START Exercise data

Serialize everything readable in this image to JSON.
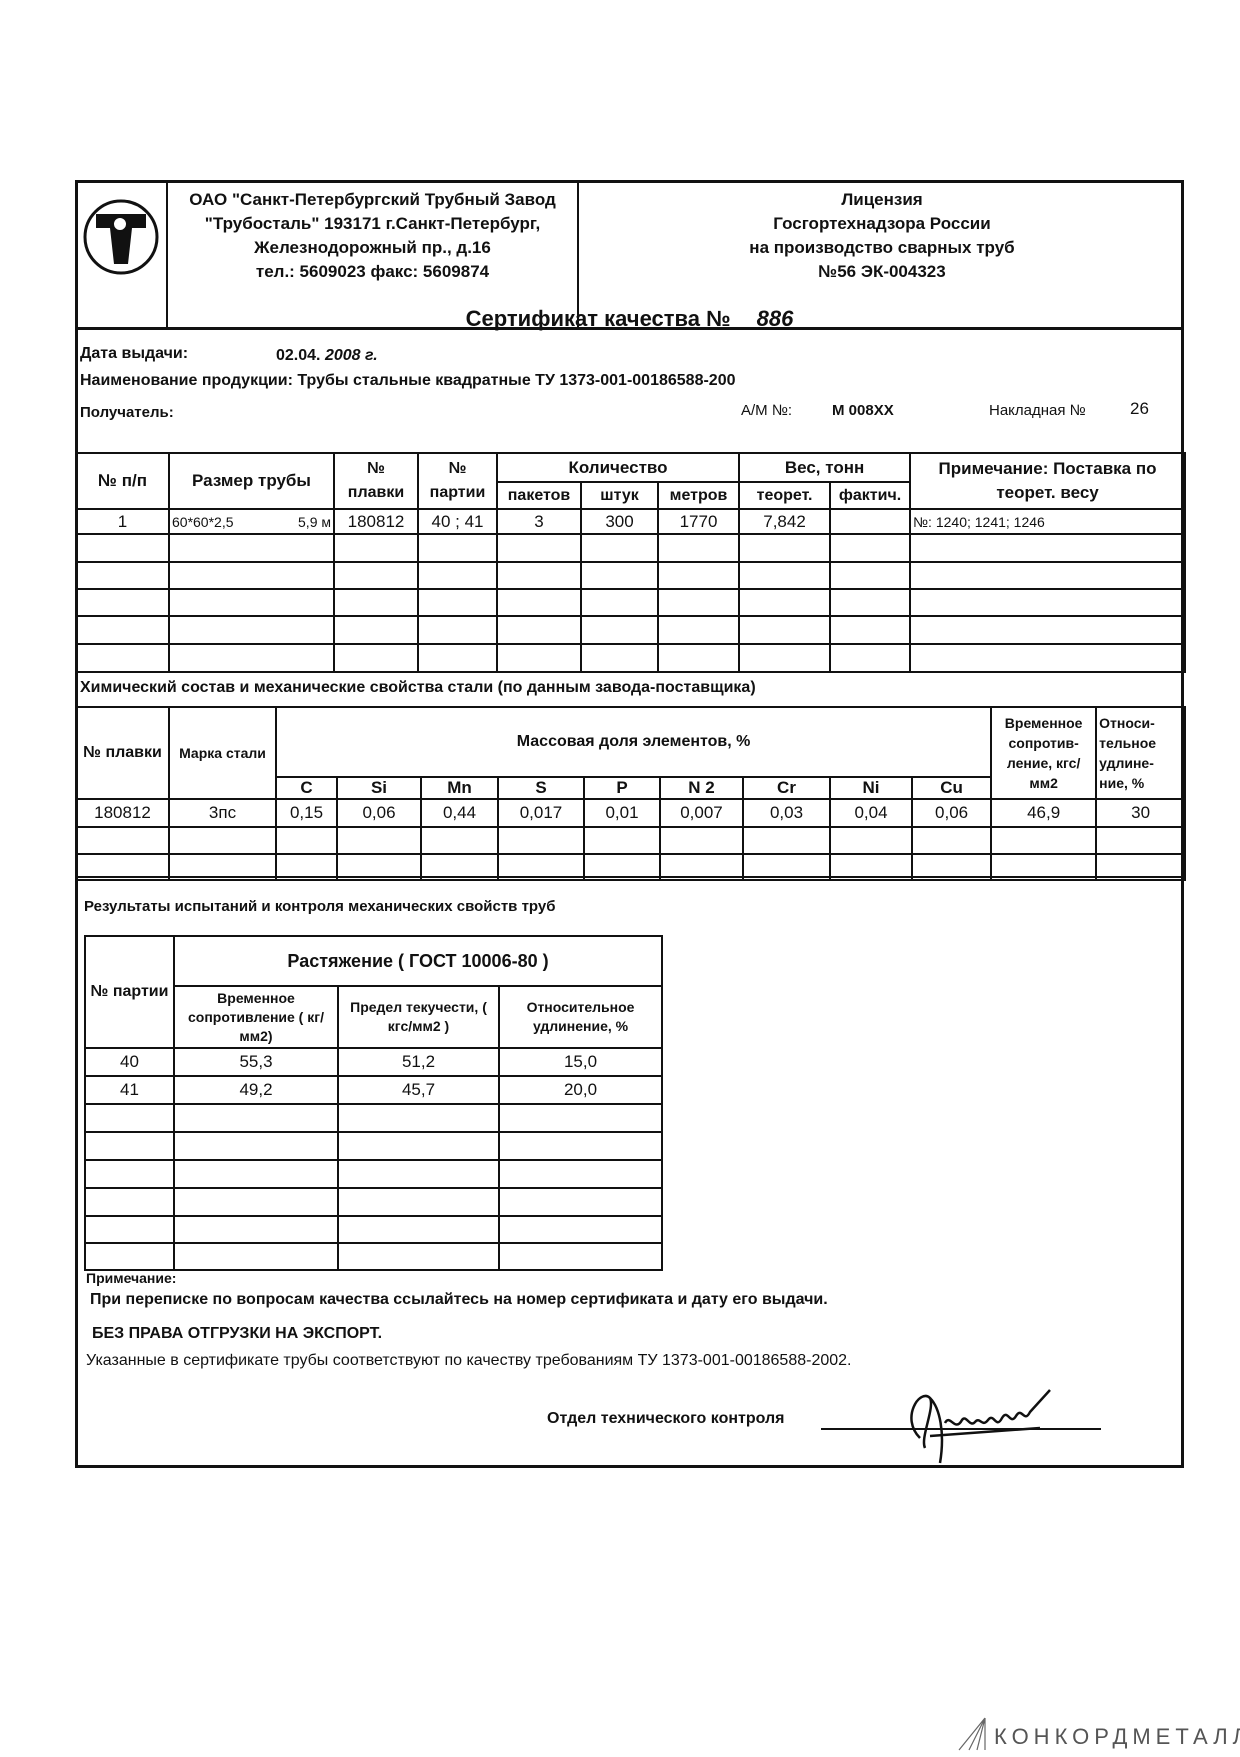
{
  "header": {
    "company_lines": [
      "ОАО \"Санкт-Петербургский Трубный Завод",
      "\"Трубосталь\"   193171   г.Санкт-Петербург,",
      "Железнодорожный пр., д.16",
      "тел.: 5609023     факс: 5609874"
    ],
    "license_lines": [
      "Лицензия",
      "Госгортехнадзора России",
      "на производство сварных труб",
      "№56     ЭК-004323"
    ],
    "logo_letters": "ТС"
  },
  "certificate": {
    "title": "Сертификат качества №",
    "number": "886",
    "issue_date_label": "Дата выдачи:",
    "issue_date": "02.04.",
    "issue_year": "2008 г.",
    "product_label": "Наименование продукции:",
    "product": "Трубы стальные квадратные ТУ 1373-001-00186588-200",
    "recipient_label": "Получатель:",
    "am_label": "А/М №:",
    "am_value": "М 008ХХ",
    "invoice_label": "Накладная №",
    "invoice_value": "26"
  },
  "shipment_table": {
    "headers": {
      "num": "№ п/п",
      "size": "Размер трубы",
      "heat": "№ плавки",
      "batch": "№ партии",
      "quantity": "Количество",
      "packages": "пакетов",
      "pieces": "штук",
      "meters": "метров",
      "weight": "Вес, тонн",
      "theor": "теорет.",
      "actual": "фактич.",
      "note": "Примечание: Поставка по теорет. весу"
    },
    "rows": [
      {
        "num": "1",
        "size": "60*60*2,5",
        "length": "5,9 м",
        "heat": "180812",
        "batch": "40 ; 41",
        "packages": "3",
        "pieces": "300",
        "meters": "1770",
        "theor": "7,842",
        "actual": "",
        "note": "№: 1240; 1241; 1246"
      }
    ]
  },
  "chem_section": {
    "title": "Химический состав и механические свойства стали (по данным завода-поставщика)",
    "headers": {
      "heat": "№ плавки",
      "grade": "Марка стали",
      "mass": "Массовая доля элементов, %",
      "elements": [
        "C",
        "Si",
        "Mn",
        "S",
        "P",
        "N 2",
        "Cr",
        "Ni",
        "Cu"
      ],
      "strength": "Временное сопротив-ление, кгс/мм2",
      "elongation": "Относи-тельное удлине-ние, %"
    },
    "rows": [
      {
        "heat": "180812",
        "grade": "3пс",
        "values": [
          "0,15",
          "0,06",
          "0,44",
          "0,017",
          "0,01",
          "0,007",
          "0,03",
          "0,04",
          "0,06"
        ],
        "strength": "46,9",
        "elongation": "30"
      }
    ]
  },
  "test_section": {
    "title": "Результаты испытаний  и контроля механических свойств труб",
    "headers": {
      "batch": "№ партии",
      "tension": "Растяжение   ( ГОСТ 10006-80 )",
      "strength": "Временное сопротивление ( кг/мм2)",
      "yield": "Предел текучести, ( кгс/мм2 )",
      "elongation": "Относительное удлинение, %"
    },
    "rows": [
      {
        "batch": "40",
        "strength": "55,3",
        "yield": "51,2",
        "elongation": "15,0"
      },
      {
        "batch": "41",
        "strength": "49,2",
        "yield": "45,7",
        "elongation": "20,0"
      }
    ]
  },
  "notes": {
    "label": "Примечание:",
    "line1": "При переписке по вопросам качества ссылайтесь на номер сертификата и дату его выдачи.",
    "line2": "БЕЗ ПРАВА ОТГРУЗКИ НА ЭКСПОРТ.",
    "line3": "Указанные в сертификате трубы соответствуют по  качеству требованиям ТУ 1373-001-00186588-2002.",
    "otk_label": "Отдел технического контроля"
  },
  "watermark": {
    "brand": "КОНКОРДМЕТАЛЛ"
  }
}
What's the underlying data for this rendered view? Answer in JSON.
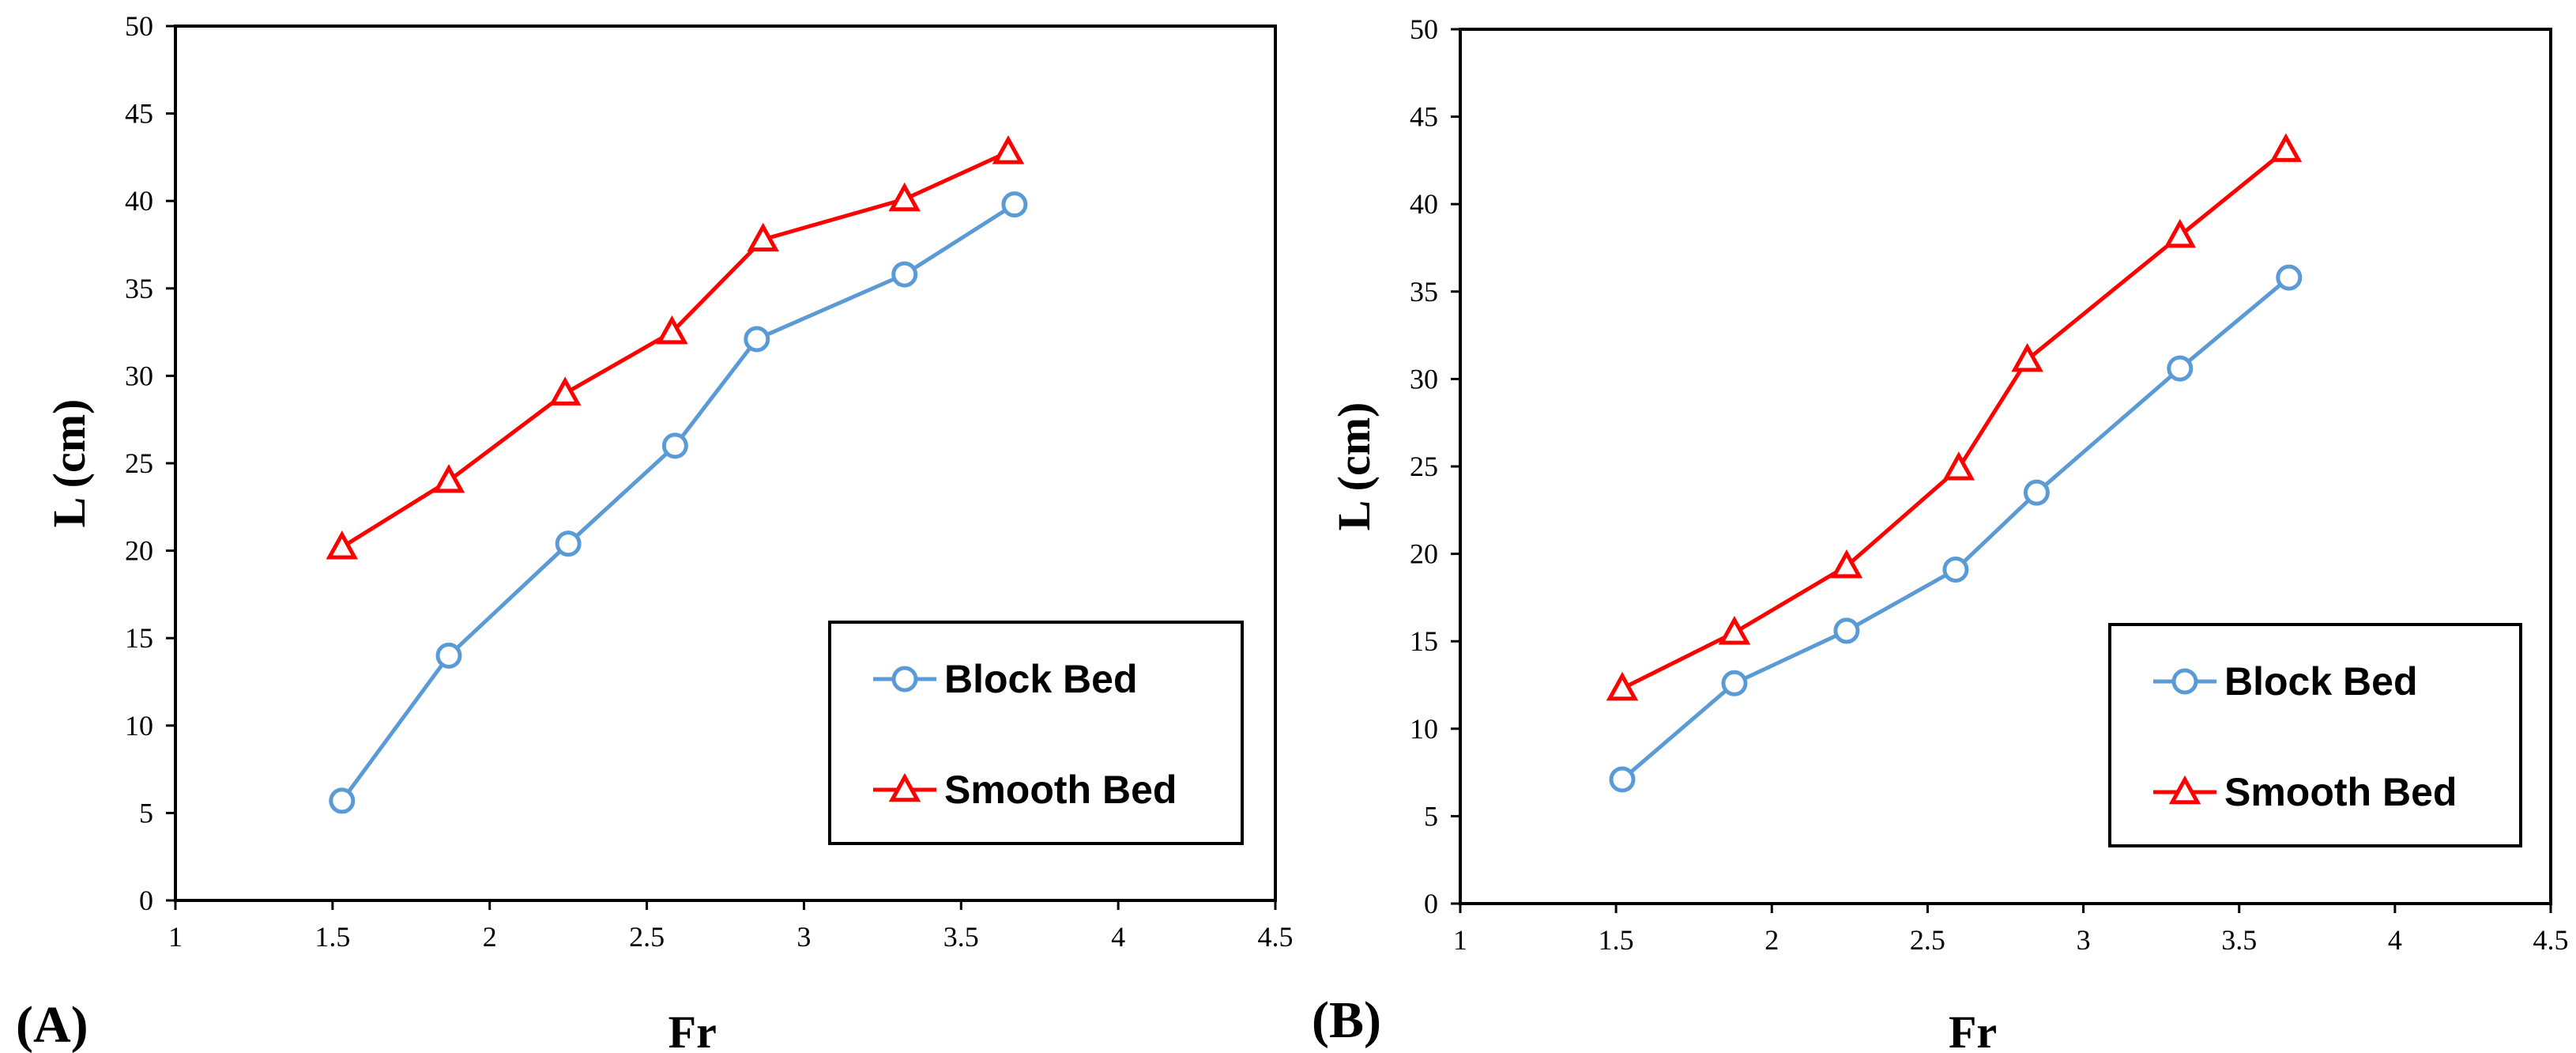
{
  "figure": {
    "panels": [
      "(A)",
      "(B)"
    ]
  },
  "colors": {
    "block": "#5B9BD5",
    "smooth": "#FF0000",
    "axis": "#000000"
  },
  "chart_data": [
    {
      "type": "line",
      "panel_label": "(A)",
      "xlabel": "Fr",
      "ylabel": "L (cm)",
      "xlim": [
        1,
        4.5
      ],
      "ylim": [
        0,
        50
      ],
      "xticks": [
        1,
        1.5,
        2,
        2.5,
        3,
        3.5,
        4,
        4.5
      ],
      "yticks": [
        0,
        5,
        10,
        15,
        20,
        25,
        30,
        35,
        40,
        45,
        50
      ],
      "grid": false,
      "legend_position": "bottom-right",
      "series": [
        {
          "name": "Block Bed",
          "marker": "circle",
          "color": "#5B9BD5",
          "x": [
            1.53,
            1.87,
            2.25,
            2.59,
            2.85,
            3.32,
            3.67
          ],
          "y": [
            5.7,
            14.0,
            20.4,
            26.0,
            32.1,
            35.8,
            39.8
          ]
        },
        {
          "name": "Smooth Bed",
          "marker": "triangle",
          "color": "#FF0000",
          "x": [
            1.53,
            1.87,
            2.24,
            2.58,
            2.87,
            3.32,
            3.65
          ],
          "y": [
            20.2,
            24.0,
            29.0,
            32.5,
            37.8,
            40.1,
            42.8
          ]
        }
      ]
    },
    {
      "type": "line",
      "panel_label": "(B)",
      "xlabel": "Fr",
      "ylabel": "L (cm)",
      "xlim": [
        1,
        4.5
      ],
      "ylim": [
        0,
        50
      ],
      "xticks": [
        1,
        1.5,
        2,
        2.5,
        3,
        3.5,
        4,
        4.5
      ],
      "yticks": [
        0,
        5,
        10,
        15,
        20,
        25,
        30,
        35,
        40,
        45,
        50
      ],
      "grid": false,
      "legend_position": "bottom-right",
      "series": [
        {
          "name": "Block Bed",
          "marker": "circle",
          "color": "#5B9BD5",
          "x": [
            1.52,
            1.88,
            2.24,
            2.59,
            2.85,
            3.31,
            3.66
          ],
          "y": [
            7.1,
            12.6,
            15.6,
            19.1,
            23.5,
            30.6,
            35.8
          ]
        },
        {
          "name": "Smooth Bed",
          "marker": "triangle",
          "color": "#FF0000",
          "x": [
            1.52,
            1.88,
            2.24,
            2.6,
            2.82,
            3.31,
            3.65
          ],
          "y": [
            12.3,
            15.5,
            19.3,
            24.9,
            31.1,
            38.2,
            43.1
          ]
        }
      ]
    }
  ]
}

END Exercise data

Written problem =
Write the entries above out in full, exactly, with no images.

Solution to the exercise =
Serialize everything readable in this image to JSON.
{
  "header": {
    "company_lines": [
      "ОАО \"Санкт-Петербургский Трубный Завод",
      "\"Трубосталь\"   193171   г.Санкт-Петербург,",
      "Железнодорожный пр., д.16",
      "тел.: 5609023     факс: 5609874"
    ],
    "license_lines": [
      "Лицензия",
      "Госгортехнадзора России",
      "на производство сварных труб",
      "№56     ЭК-004323"
    ],
    "logo_letters": "ТС"
  },
  "certificate": {
    "title": "Сертификат качества №",
    "number": "886",
    "issue_date_label": "Дата выдачи:",
    "issue_date": "02.04.",
    "issue_year": "2008 г.",
    "product_label": "Наименование продукции:",
    "product": "Трубы стальные квадратные ТУ 1373-001-00186588-200",
    "recipient_label": "Получатель:",
    "am_label": "А/М №:",
    "am_value": "М 008ХХ",
    "invoice_label": "Накладная №",
    "invoice_value": "26"
  },
  "shipment_table": {
    "headers": {
      "num": "№ п/п",
      "size": "Размер трубы",
      "heat": "№ плавки",
      "batch": "№ партии",
      "quantity": "Количество",
      "packages": "пакетов",
      "pieces": "штук",
      "meters": "метров",
      "weight": "Вес, тонн",
      "theor": "теорет.",
      "actual": "фактич.",
      "note": "Примечание: Поставка по теорет. весу"
    },
    "rows": [
      {
        "num": "1",
        "size": "60*60*2,5",
        "length": "5,9 м",
        "heat": "180812",
        "batch": "40 ; 41",
        "packages": "3",
        "pieces": "300",
        "meters": "1770",
        "theor": "7,842",
        "actual": "",
        "note": "№: 1240; 1241; 1246"
      }
    ]
  },
  "chem_section": {
    "title": "Химический состав и механические свойства стали (по данным завода-поставщика)",
    "headers": {
      "heat": "№ плавки",
      "grade": "Марка стали",
      "mass": "Массовая доля элементов, %",
      "elements": [
        "C",
        "Si",
        "Mn",
        "S",
        "P",
        "N 2",
        "Cr",
        "Ni",
        "Cu"
      ],
      "strength": "Временное сопротив-ление, кгс/мм2",
      "elongation": "Относи-тельное удлине-ние, %"
    },
    "rows": [
      {
        "heat": "180812",
        "grade": "3пс",
        "values": [
          "0,15",
          "0,06",
          "0,44",
          "0,017",
          "0,01",
          "0,007",
          "0,03",
          "0,04",
          "0,06"
        ],
        "strength": "46,9",
        "elongation": "30"
      }
    ]
  },
  "test_section": {
    "title": "Результаты испытаний  и контроля механических свойств труб",
    "headers": {
      "batch": "№ партии",
      "tension": "Растяжение   ( ГОСТ 10006-80 )",
      "strength": "Временное сопротивление ( кг/мм2)",
      "yield": "Предел текучести, ( кгс/мм2 )",
      "elongation": "Относительное удлинение, %"
    },
    "rows": [
      {
        "batch": "40",
        "strength": "55,3",
        "yield": "51,2",
        "elongation": "15,0"
      },
      {
        "batch": "41",
        "strength": "49,2",
        "yield": "45,7",
        "elongation": "20,0"
      }
    ]
  },
  "notes": {
    "label": "Примечание:",
    "line1": "При переписке по вопросам качества ссылайтесь на номер сертификата и дату его выдачи.",
    "line2": "БЕЗ ПРАВА ОТГРУЗКИ НА ЭКСПОРТ.",
    "line3": "Указанные в сертификате трубы соответствуют по  качеству требованиям ТУ 1373-001-00186588-2002.",
    "otk_label": "Отдел технического контроля"
  },
  "watermark": {
    "brand": "КОНКОРДМЕТАЛЛ"
  }
}
What's the underlying data for this rendered view? Answer in JSON.
{
  "figure": {
    "panels": [
      "(A)",
      "(B)"
    ]
  },
  "colors": {
    "block": "#5B9BD5",
    "smooth": "#FF0000",
    "axis": "#000000"
  },
  "chart_data": [
    {
      "type": "line",
      "panel_label": "(A)",
      "xlabel": "Fr",
      "ylabel": "L (cm)",
      "xlim": [
        1,
        4.5
      ],
      "ylim": [
        0,
        50
      ],
      "xticks": [
        1,
        1.5,
        2,
        2.5,
        3,
        3.5,
        4,
        4.5
      ],
      "yticks": [
        0,
        5,
        10,
        15,
        20,
        25,
        30,
        35,
        40,
        45,
        50
      ],
      "grid": false,
      "legend_position": "bottom-right",
      "series": [
        {
          "name": "Block Bed",
          "marker": "circle",
          "color": "#5B9BD5",
          "x": [
            1.53,
            1.87,
            2.25,
            2.59,
            2.85,
            3.32,
            3.67
          ],
          "y": [
            5.7,
            14.0,
            20.4,
            26.0,
            32.1,
            35.8,
            39.8
          ]
        },
        {
          "name": "Smooth Bed",
          "marker": "triangle",
          "color": "#FF0000",
          "x": [
            1.53,
            1.87,
            2.24,
            2.58,
            2.87,
            3.32,
            3.65
          ],
          "y": [
            20.2,
            24.0,
            29.0,
            32.5,
            37.8,
            40.1,
            42.8
          ]
        }
      ]
    },
    {
      "type": "line",
      "panel_label": "(B)",
      "xlabel": "Fr",
      "ylabel": "L (cm)",
      "xlim": [
        1,
        4.5
      ],
      "ylim": [
        0,
        50
      ],
      "xticks": [
        1,
        1.5,
        2,
        2.5,
        3,
        3.5,
        4,
        4.5
      ],
      "yticks": [
        0,
        5,
        10,
        15,
        20,
        25,
        30,
        35,
        40,
        45,
        50
      ],
      "grid": false,
      "legend_position": "bottom-right",
      "series": [
        {
          "name": "Block Bed",
          "marker": "circle",
          "color": "#5B9BD5",
          "x": [
            1.52,
            1.88,
            2.24,
            2.59,
            2.85,
            3.31,
            3.66
          ],
          "y": [
            7.1,
            12.6,
            15.6,
            19.1,
            23.5,
            30.6,
            35.8
          ]
        },
        {
          "name": "Smooth Bed",
          "marker": "triangle",
          "color": "#FF0000",
          "x": [
            1.52,
            1.88,
            2.24,
            2.6,
            2.82,
            3.31,
            3.65
          ],
          "y": [
            12.3,
            15.5,
            19.3,
            24.9,
            31.1,
            38.2,
            43.1
          ]
        }
      ]
    }
  ]
}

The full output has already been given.